Scan the entries below and count the lines holding the string "header". Supply only the number.

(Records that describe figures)
-*-

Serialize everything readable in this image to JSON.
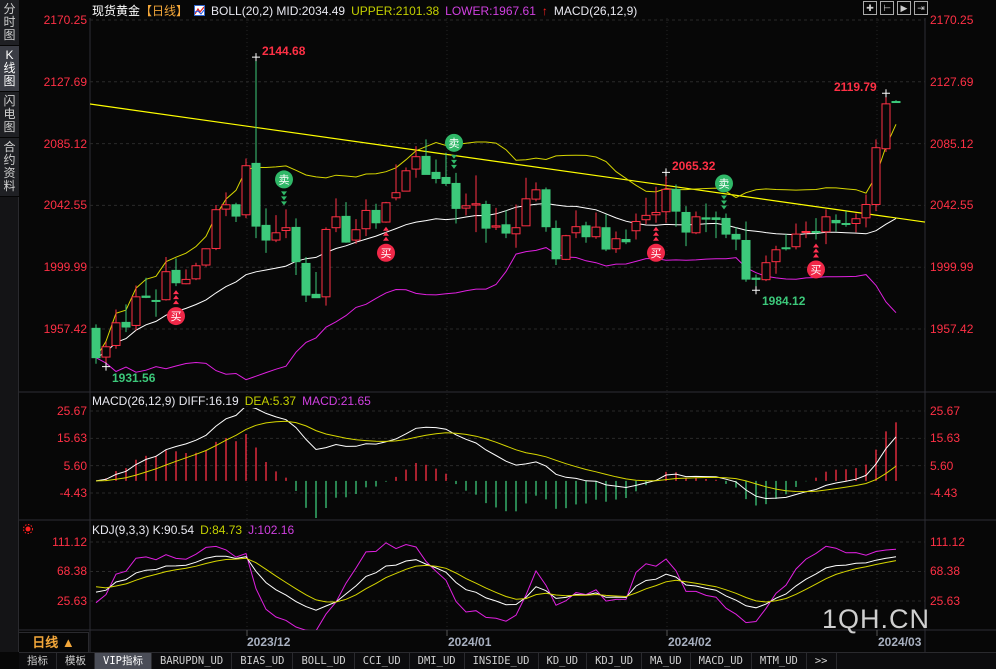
{
  "sidebar": {
    "tabs": [
      {
        "label": "分时图",
        "active": false
      },
      {
        "label": "K线图",
        "active": true
      },
      {
        "label": "闪电图",
        "active": false
      },
      {
        "label": "合约资料",
        "active": false
      }
    ]
  },
  "header": {
    "symbol": "现货黄金",
    "period_tag": "【日线】",
    "boll_label": "BOLL(20,2) MID:2034.49",
    "upper": "UPPER:2101.38",
    "lower": "LOWER:1967.61",
    "macd_label": "MACD(26,12,9)",
    "icon": "indicator-chart-icon",
    "tools": [
      "crosshair-icon",
      "zoom-range-icon",
      "play-forward-icon",
      "scroll-end-icon"
    ]
  },
  "price_axis": [
    "2170.25",
    "2127.69",
    "2085.12",
    "2042.55",
    "1999.99",
    "1957.42"
  ],
  "price_axis_values": [
    2170.25,
    2127.69,
    2085.12,
    2042.55,
    1999.99,
    1957.42
  ],
  "annotations": [
    {
      "text": "2144.68",
      "kind": "high"
    },
    {
      "text": "1931.56",
      "kind": "low"
    },
    {
      "text": "2065.32",
      "kind": "high"
    },
    {
      "text": "1984.12",
      "kind": "low"
    },
    {
      "text": "2119.79",
      "kind": "high"
    }
  ],
  "signals": {
    "buy_text": "买",
    "sell_text": "卖",
    "buy": [
      8,
      29,
      56,
      72
    ],
    "sell": [
      19,
      36,
      63
    ]
  },
  "trendline": {
    "start_price": 2112.4,
    "end_price": 2031.1
  },
  "macd": {
    "header": "MACD(26,12,9) DIFF:16.19",
    "dea": "DEA:5.37",
    "macd": "MACD:21.65",
    "axis": [
      "25.67",
      "15.63",
      "5.60",
      "-4.43"
    ],
    "axis_values": [
      25.67,
      15.63,
      5.6,
      -4.43
    ]
  },
  "kdj": {
    "header": "KDJ(9,3,3) K:90.54",
    "d": "D:84.73",
    "j": "J:102.16",
    "axis": [
      "111.12",
      "68.38",
      "25.63"
    ],
    "axis_values": [
      111.12,
      68.38,
      25.63
    ]
  },
  "dates": [
    "2023/12",
    "2024/01",
    "2024/02",
    "2024/03"
  ],
  "period_button": "日线 ▲",
  "bottom_tabs": [
    {
      "label": "指标"
    },
    {
      "label": "模板"
    },
    {
      "label": "VIP指标",
      "active": true
    },
    {
      "label": "BARUPDN_UD"
    },
    {
      "label": "BIAS_UD"
    },
    {
      "label": "BOLL_UD"
    },
    {
      "label": "CCI_UD"
    },
    {
      "label": "DMI_UD"
    },
    {
      "label": "INSIDE_UD"
    },
    {
      "label": "KD_UD"
    },
    {
      "label": "KDJ_UD"
    },
    {
      "label": "MA_UD"
    },
    {
      "label": "MACD_UD"
    },
    {
      "label": "MTM_UD"
    },
    {
      "label": ">>"
    }
  ],
  "watermark": "1QH.CN",
  "colors": {
    "up": "#ff3045",
    "down": "#3cc87a",
    "mid": "#ffffff",
    "upper": "#d6d600",
    "lower": "#e020e0",
    "trend": "#ffff00",
    "axis_text": "#ff3045"
  },
  "chart_data": {
    "type": "candlestick",
    "ohlc_order": [
      "open",
      "high",
      "low",
      "close"
    ],
    "candles": [
      [
        1957.9,
        1960.6,
        1933.5,
        1937.7
      ],
      [
        1938.1,
        1948.7,
        1931.56,
        1945.2
      ],
      [
        1946.1,
        1970.9,
        1943.8,
        1961.7
      ],
      [
        1962.0,
        1974.4,
        1955.3,
        1958.8
      ],
      [
        1959.9,
        1987.4,
        1956.5,
        1979.6
      ],
      [
        1980.1,
        1992.7,
        1978.7,
        1979.2
      ],
      [
        1977.1,
        1984.7,
        1965.9,
        1976.4
      ],
      [
        1977.6,
        2007.0,
        1977.0,
        1996.9
      ],
      [
        1997.8,
        2006.1,
        1987.0,
        1989.3
      ],
      [
        1988.6,
        1998.5,
        1988.3,
        1991.6
      ],
      [
        1992.0,
        2003.1,
        1991.1,
        2001.0
      ],
      [
        2001.5,
        2013.0,
        2000.3,
        2012.7
      ],
      [
        2012.9,
        2042.8,
        2011.8,
        2039.6
      ],
      [
        2040.0,
        2051.5,
        2035.2,
        2043.0
      ],
      [
        2043.0,
        2044.4,
        2031.1,
        2035.2
      ],
      [
        2036.1,
        2074.9,
        2033.8,
        2069.9
      ],
      [
        2071.5,
        2144.68,
        2020.0,
        2028.3
      ],
      [
        2028.8,
        2040.5,
        2009.9,
        2018.7
      ],
      [
        2018.7,
        2035.9,
        2017.3,
        2023.7
      ],
      [
        2025.3,
        2039.8,
        2020.0,
        2027.2
      ],
      [
        2027.4,
        2033.6,
        1994.6,
        2003.8
      ],
      [
        2002.6,
        2007.0,
        1976.0,
        1980.8
      ],
      [
        1981.3,
        1996.7,
        1979.0,
        1979.0
      ],
      [
        1979.6,
        2027.4,
        1973.5,
        2026.0
      ],
      [
        2027.2,
        2047.4,
        2024.2,
        2034.7
      ],
      [
        2035.0,
        2044.8,
        2016.8,
        2017.3
      ],
      [
        2018.7,
        2033.1,
        2016.1,
        2025.8
      ],
      [
        2026.5,
        2046.7,
        2021.4,
        2039.1
      ],
      [
        2039.1,
        2043.7,
        2026.5,
        2030.6
      ],
      [
        2031.1,
        2045.0,
        2030.6,
        2044.4
      ],
      [
        2047.8,
        2070.8,
        2046.0,
        2051.3
      ],
      [
        2052.4,
        2068.7,
        2052.4,
        2066.4
      ],
      [
        2067.6,
        2083.4,
        2061.6,
        2076.1
      ],
      [
        2076.3,
        2088.0,
        2063.9,
        2063.9
      ],
      [
        2065.3,
        2074.2,
        2057.7,
        2061.1
      ],
      [
        2061.8,
        2078.8,
        2055.9,
        2057.7
      ],
      [
        2057.7,
        2065.0,
        2030.1,
        2040.5
      ],
      [
        2040.7,
        2050.8,
        2035.7,
        2042.3
      ],
      [
        2042.8,
        2063.2,
        2024.2,
        2043.7
      ],
      [
        2043.2,
        2045.8,
        2016.8,
        2026.9
      ],
      [
        2027.6,
        2040.9,
        2025.6,
        2028.5
      ],
      [
        2029.2,
        2039.1,
        2020.0,
        2023.5
      ],
      [
        2023.0,
        2043.2,
        2013.4,
        2027.2
      ],
      [
        2028.5,
        2061.6,
        2028.5,
        2047.1
      ],
      [
        2046.9,
        2058.4,
        2045.3,
        2053.3
      ],
      [
        2053.3,
        2054.9,
        2024.4,
        2027.9
      ],
      [
        2026.7,
        2032.2,
        2001.5,
        2005.8
      ],
      [
        2005.4,
        2022.3,
        2004.9,
        2021.7
      ],
      [
        2023.7,
        2039.1,
        2020.0,
        2027.9
      ],
      [
        2028.5,
        2031.3,
        2016.8,
        2021.0
      ],
      [
        2021.0,
        2037.7,
        2019.6,
        2027.6
      ],
      [
        2027.2,
        2036.4,
        2011.1,
        2012.5
      ],
      [
        2012.7,
        2024.6,
        2009.9,
        2019.6
      ],
      [
        2019.1,
        2026.0,
        2015.9,
        2017.5
      ],
      [
        2025.1,
        2037.0,
        2019.1,
        2031.5
      ],
      [
        2032.7,
        2047.8,
        2029.7,
        2035.7
      ],
      [
        2036.1,
        2055.4,
        2030.6,
        2037.7
      ],
      [
        2038.2,
        2065.32,
        2030.6,
        2053.6
      ],
      [
        2053.6,
        2057.0,
        2027.9,
        2038.6
      ],
      [
        2037.7,
        2042.1,
        2014.5,
        2024.2
      ],
      [
        2023.7,
        2038.4,
        2022.8,
        2034.7
      ],
      [
        2034.0,
        2043.9,
        2024.2,
        2033.1
      ],
      [
        2034.0,
        2038.4,
        2020.0,
        2032.9
      ],
      [
        2033.6,
        2037.0,
        2020.0,
        2022.8
      ],
      [
        2022.6,
        2027.6,
        2011.8,
        2019.4
      ],
      [
        2018.4,
        2031.5,
        1990.0,
        1991.8
      ],
      [
        1992.5,
        1995.0,
        1984.12,
        1991.6
      ],
      [
        1991.4,
        2008.1,
        1990.4,
        2003.1
      ],
      [
        2003.8,
        2014.8,
        1995.5,
        2012.0
      ],
      [
        2013.4,
        2022.8,
        2011.5,
        2012.7
      ],
      [
        2014.1,
        2030.1,
        2012.3,
        2022.8
      ],
      [
        2024.0,
        2031.5,
        2020.0,
        2024.6
      ],
      [
        2024.6,
        2033.8,
        2019.1,
        2024.0
      ],
      [
        2024.4,
        2039.8,
        2015.9,
        2034.7
      ],
      [
        2032.2,
        2036.4,
        2024.6,
        2030.6
      ],
      [
        2030.1,
        2038.6,
        2027.9,
        2029.5
      ],
      [
        2030.1,
        2037.0,
        2024.0,
        2033.4
      ],
      [
        2034.0,
        2050.1,
        2027.4,
        2043.2
      ],
      [
        2043.2,
        2088.0,
        2038.6,
        2082.3
      ],
      [
        2081.6,
        2119.79,
        2079.3,
        2112.5
      ],
      [
        2114.1,
        2115.1,
        2113.5,
        2113.5
      ]
    ],
    "date_ticks": [
      {
        "label": "2023/12",
        "candle": 15
      },
      {
        "label": "2024/01",
        "candle": 35
      },
      {
        "label": "2024/02",
        "candle": 57
      },
      {
        "label": "2024/03",
        "candle": 78
      }
    ],
    "ylim": [
      1920,
      2175
    ],
    "indicators": [
      "BOLL(20,2)",
      "MACD(26,12,9)",
      "KDJ(9,3,3)"
    ],
    "grid": true
  }
}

-*-

(Exercise output): 3